____ Passage cité

Lorsque j'ai lu "Dora Bruder", de Modiano, je terminais de reconstituer, via des sources indirectes, l'histoire d'un procès pour meurtre du XIXème siècle dont le dossier avait intégralement disparu des archives officielles.
Je ne saurais exprimer que confusément ce que cet exercice m'avait apporté sur le plan personnel ; le meurtre avait eu lieu pas loin de chez moi, une des personnes qui avaient eu un rôle crucial lors du procès était un arrière-arrière(...)arrière-grand oncle, et alors que l'affaire avait fait du bruit dans le département, pour l'époque, personne n'en avait jamais entendu parler dans la famille, ni dans le village d'ailleurs. Toutes les pièces pouvant évoquer le malheureux disparu s'étaient volatilisées (versée au procès disparu ?), bref, je m'étais passionnée pour cette histoire, au point d'en devenir quasi obsessionnelle le temps de reconstituer ce que je pouvais de l'affaire et des liens entre les différents protagonistes.

La lecture de "Dora Bruder" avait dans ce contexte violemment fait écho en moi.

Addict

Et pour ces mêmes raisons, la lecture de "Addict", de James Renner, s'est imposée comme une évidence.

________
____ Listing fourni

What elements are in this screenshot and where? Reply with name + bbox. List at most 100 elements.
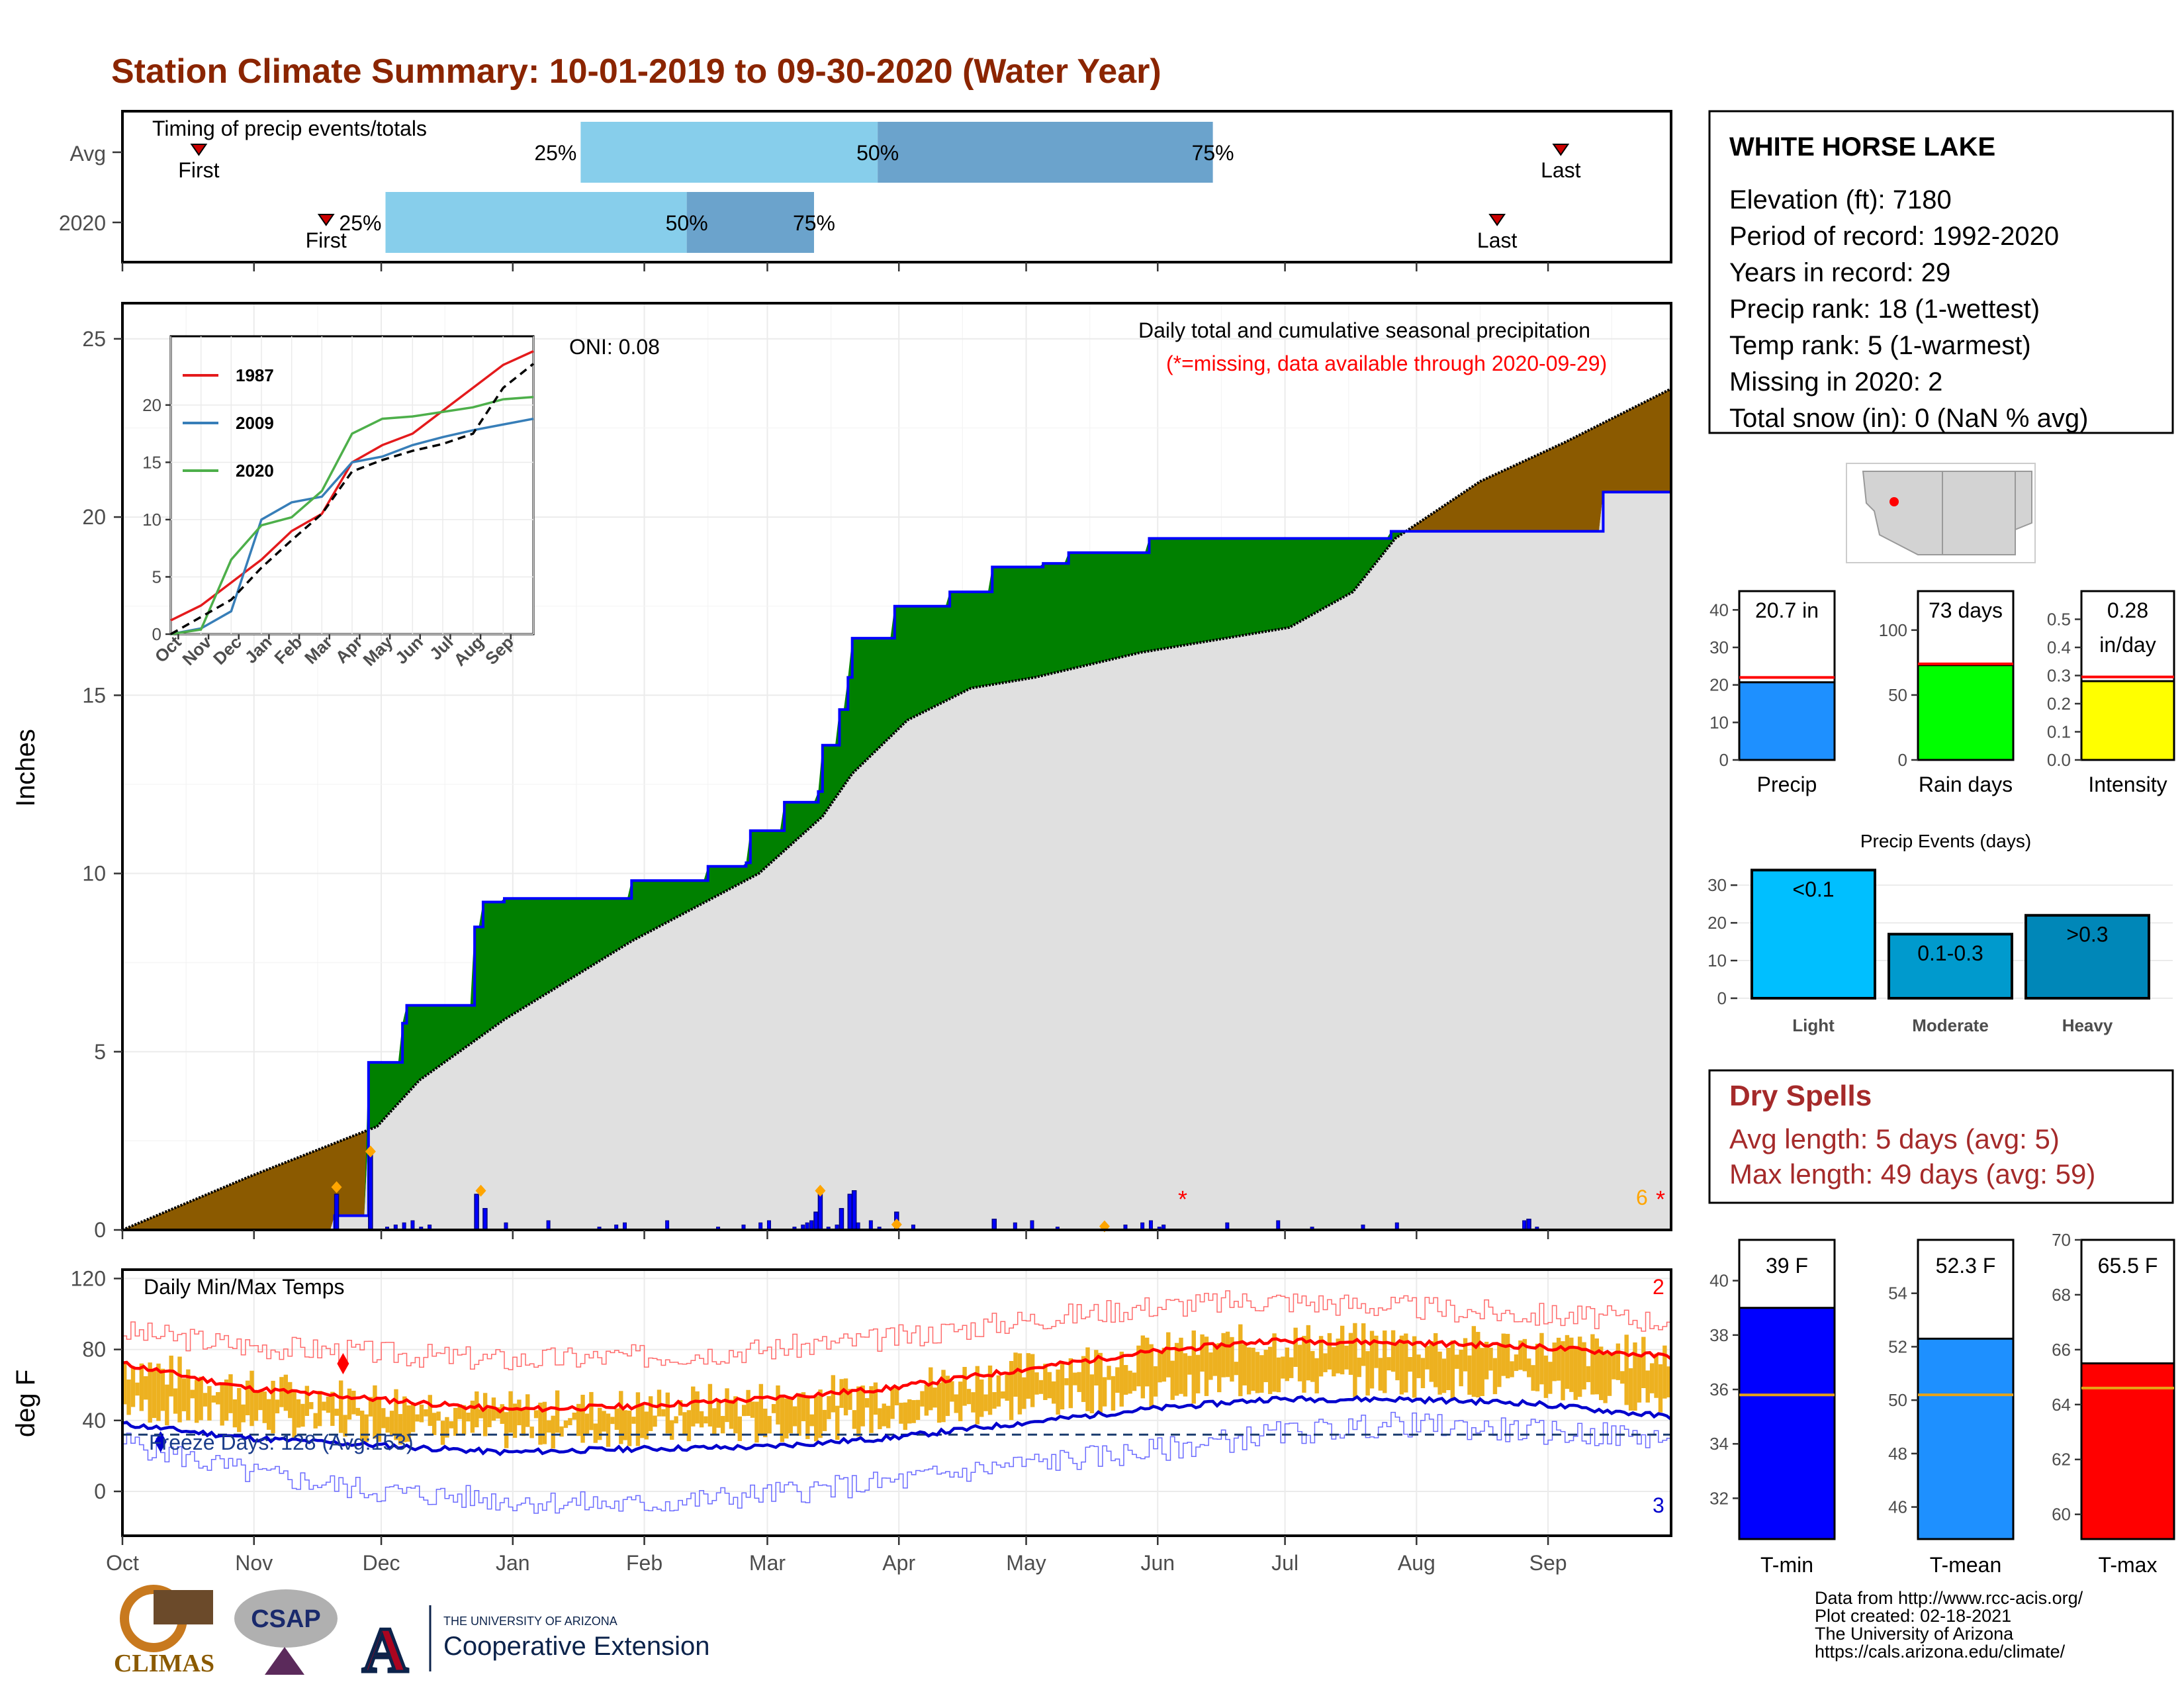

________

Votre travail
(1) Extrayez du passage cité le texte qui commence par « Je ne saurais » et se poursuit jusqu'à « écho en moi. ».
(2) D'après le passage cité, qu'est-ce qui avait intégralement disparu des archives officielles ?

Réponses par tâche
(1)
Je ne saurais exprimer que confusément ce que cet exercice m'avait apporté sur le plan personnel ; le meurtre avait eu lieu pas loin de chez moi, une des personnes qui avaient eu un rôle crucial lors du procès était un arrière-arrière(...)arrière-grand oncle, et alors que l'affaire avait fait du bruit dans le département, pour l'époque, personne n'en avait jamais entendu parler dans la famille, ni dans le village d'ailleurs. Toutes les pièces pouvant évoquer le malheureux disparu s'étaient volatilisées (versée au procès disparu ?), bref, je m'étais passionnée pour cette histoire, au point d'en devenir quasi obsessionnelle le temps de reconstituer ce que je pouvais de l'affaire et des liens entre les différents protagonistes.

La lecture de "Dora Bruder" avait dans ce contexte violemment fait écho en moi.

(2) Le dossier d'un procès pour meurtre du XIXe siècle.